◆ **WHAT TO DO**
Update the forum excerpt by restating it from the words "I suspect by" through the words "of their market.", with "Series 5" replaced by "Series 6".

*** EXCERPT ***

Today's Premiere has the ability to tune 2 OTA channels, 2 cable channels, or one of each.
Since the current technology allows TiVo to cater to the cable companies, that's what they are doing. I'd bet TiVo could easily make a 4 tuner 'OTA only' Premiere if they wanted to.
I've long believed that TiVo has always wanted to work with the cable companies, so this doesn't surprise me. 
I suspect by the time the Series 5 comes out, it will have the technology to handle combined OTA and cable with 4 tuners.


----------



## aaronwt (Jan 31, 2002)

But will it be worth TiVo spending the extra money to create a box that has four OTA tuners and four cable tuners to cater to a small percentage of users? 

Between their agreements with the cable companies and the retail users, OTA is a small percentage of their market.

And their projections already estimate that the bulk of their growth over the next few years will be from cable companies. And the boxes for the cable companies won't have OTA. So will it be worth it for TiVo to create a completely different box than what they create for the cable companies for their shrinking percentage of retail users.

For me, I just want the next box to have six tuners. Then I can sell my two Elites and have two TiVo Minis as well as keep my two tuner Premiere for OTA only.. I should hopefully be able to get by with those. And I'll be able to get down to using just one cable card, saving even more in CC rental fees from FiOS.

*** MATERIAL ***

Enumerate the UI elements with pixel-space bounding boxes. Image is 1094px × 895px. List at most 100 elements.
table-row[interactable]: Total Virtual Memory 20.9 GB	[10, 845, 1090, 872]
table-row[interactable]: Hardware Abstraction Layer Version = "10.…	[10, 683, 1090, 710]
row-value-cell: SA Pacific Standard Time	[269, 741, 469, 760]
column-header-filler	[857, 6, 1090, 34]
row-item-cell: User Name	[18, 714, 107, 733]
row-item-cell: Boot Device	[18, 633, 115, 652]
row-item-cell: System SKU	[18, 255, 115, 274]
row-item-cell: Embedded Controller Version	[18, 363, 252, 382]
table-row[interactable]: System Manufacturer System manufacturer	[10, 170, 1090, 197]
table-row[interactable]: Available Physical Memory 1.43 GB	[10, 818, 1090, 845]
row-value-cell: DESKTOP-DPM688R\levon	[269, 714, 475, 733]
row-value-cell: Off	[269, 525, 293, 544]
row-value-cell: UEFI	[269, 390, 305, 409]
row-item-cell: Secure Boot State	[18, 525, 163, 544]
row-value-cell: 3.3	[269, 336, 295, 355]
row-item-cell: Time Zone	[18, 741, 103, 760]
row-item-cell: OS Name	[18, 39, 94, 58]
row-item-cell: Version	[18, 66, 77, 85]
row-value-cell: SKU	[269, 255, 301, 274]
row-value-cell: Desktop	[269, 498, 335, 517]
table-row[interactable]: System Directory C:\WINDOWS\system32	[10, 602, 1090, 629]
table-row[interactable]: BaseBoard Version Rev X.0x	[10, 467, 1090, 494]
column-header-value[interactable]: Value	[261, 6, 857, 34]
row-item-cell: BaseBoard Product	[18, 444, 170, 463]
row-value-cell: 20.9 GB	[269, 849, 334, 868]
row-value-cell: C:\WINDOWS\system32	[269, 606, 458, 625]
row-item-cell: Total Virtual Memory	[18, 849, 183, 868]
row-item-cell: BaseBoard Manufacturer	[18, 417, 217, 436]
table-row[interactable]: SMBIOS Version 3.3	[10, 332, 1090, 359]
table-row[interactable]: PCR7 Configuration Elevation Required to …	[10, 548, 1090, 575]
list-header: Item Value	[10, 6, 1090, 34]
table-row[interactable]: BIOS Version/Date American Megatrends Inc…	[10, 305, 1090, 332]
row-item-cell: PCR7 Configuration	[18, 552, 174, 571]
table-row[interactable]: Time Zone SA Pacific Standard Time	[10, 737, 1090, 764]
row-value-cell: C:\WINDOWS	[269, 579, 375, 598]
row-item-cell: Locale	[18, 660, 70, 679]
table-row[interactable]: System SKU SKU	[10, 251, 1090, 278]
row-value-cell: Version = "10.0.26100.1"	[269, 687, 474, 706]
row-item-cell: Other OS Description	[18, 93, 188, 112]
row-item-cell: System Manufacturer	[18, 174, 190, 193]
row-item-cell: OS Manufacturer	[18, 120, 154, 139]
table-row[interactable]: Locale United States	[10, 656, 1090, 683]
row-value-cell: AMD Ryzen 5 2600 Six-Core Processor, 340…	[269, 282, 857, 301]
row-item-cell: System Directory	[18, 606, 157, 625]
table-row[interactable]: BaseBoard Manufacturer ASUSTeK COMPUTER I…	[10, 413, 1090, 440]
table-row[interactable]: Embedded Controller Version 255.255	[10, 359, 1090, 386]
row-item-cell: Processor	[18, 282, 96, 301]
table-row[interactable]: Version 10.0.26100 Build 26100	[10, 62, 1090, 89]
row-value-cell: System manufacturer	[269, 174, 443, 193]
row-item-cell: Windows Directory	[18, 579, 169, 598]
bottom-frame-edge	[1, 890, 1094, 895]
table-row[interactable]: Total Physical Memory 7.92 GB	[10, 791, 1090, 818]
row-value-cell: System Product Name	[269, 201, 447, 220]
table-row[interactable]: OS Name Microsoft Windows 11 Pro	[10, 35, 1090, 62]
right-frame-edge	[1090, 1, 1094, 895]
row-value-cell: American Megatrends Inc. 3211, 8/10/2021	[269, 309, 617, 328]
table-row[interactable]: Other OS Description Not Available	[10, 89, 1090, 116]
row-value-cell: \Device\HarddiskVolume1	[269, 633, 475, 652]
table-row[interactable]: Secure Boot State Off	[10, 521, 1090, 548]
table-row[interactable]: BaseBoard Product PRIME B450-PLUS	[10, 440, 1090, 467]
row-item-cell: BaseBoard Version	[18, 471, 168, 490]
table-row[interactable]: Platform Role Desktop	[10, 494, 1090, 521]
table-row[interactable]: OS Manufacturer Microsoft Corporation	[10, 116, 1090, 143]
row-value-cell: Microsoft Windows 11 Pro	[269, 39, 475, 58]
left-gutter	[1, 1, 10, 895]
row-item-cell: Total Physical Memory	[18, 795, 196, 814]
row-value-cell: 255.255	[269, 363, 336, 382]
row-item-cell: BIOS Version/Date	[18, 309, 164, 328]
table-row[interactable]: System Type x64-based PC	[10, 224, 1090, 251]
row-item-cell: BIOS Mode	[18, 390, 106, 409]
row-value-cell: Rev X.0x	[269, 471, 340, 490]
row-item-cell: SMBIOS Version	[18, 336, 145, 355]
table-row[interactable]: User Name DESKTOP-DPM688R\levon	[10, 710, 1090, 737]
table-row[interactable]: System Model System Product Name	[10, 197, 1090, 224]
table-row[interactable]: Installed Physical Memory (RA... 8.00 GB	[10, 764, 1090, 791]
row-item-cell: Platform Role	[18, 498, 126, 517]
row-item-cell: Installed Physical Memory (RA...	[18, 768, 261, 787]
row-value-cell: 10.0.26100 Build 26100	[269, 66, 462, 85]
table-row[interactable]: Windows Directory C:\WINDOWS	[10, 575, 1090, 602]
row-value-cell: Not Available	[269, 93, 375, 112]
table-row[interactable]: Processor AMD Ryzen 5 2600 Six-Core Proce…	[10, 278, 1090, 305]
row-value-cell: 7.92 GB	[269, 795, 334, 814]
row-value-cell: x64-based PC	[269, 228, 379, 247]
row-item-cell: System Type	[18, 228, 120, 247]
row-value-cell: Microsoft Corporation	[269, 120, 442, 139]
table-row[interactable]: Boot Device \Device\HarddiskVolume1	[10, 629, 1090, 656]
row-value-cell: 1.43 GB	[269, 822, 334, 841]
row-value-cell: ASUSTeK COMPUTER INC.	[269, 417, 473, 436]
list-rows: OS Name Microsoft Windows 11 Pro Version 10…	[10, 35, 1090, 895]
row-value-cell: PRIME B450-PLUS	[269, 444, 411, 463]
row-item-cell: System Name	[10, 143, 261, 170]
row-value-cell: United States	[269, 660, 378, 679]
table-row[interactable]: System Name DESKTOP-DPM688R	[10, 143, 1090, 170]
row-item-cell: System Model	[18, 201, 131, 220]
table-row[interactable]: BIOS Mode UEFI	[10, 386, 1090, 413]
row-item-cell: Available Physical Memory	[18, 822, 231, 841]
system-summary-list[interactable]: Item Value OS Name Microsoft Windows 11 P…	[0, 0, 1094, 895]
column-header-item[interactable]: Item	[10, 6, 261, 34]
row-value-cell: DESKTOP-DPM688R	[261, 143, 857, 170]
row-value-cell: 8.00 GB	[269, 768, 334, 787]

***

◆ **SOLUTION TO THE PROBLEM**
I suspect by the time the Series 6 comes out, it will have the technology to handle combined OTA and cable with 4 tuners.


----------



## aaronwt (Jan 31, 2002)

But will it be worth TiVo spending the extra money to create a box that has four OTA tuners and four cable tuners to cater to a small percentage of users? 

Between their agreements with the cable companies and the retail users, OTA is a small percentage of their market.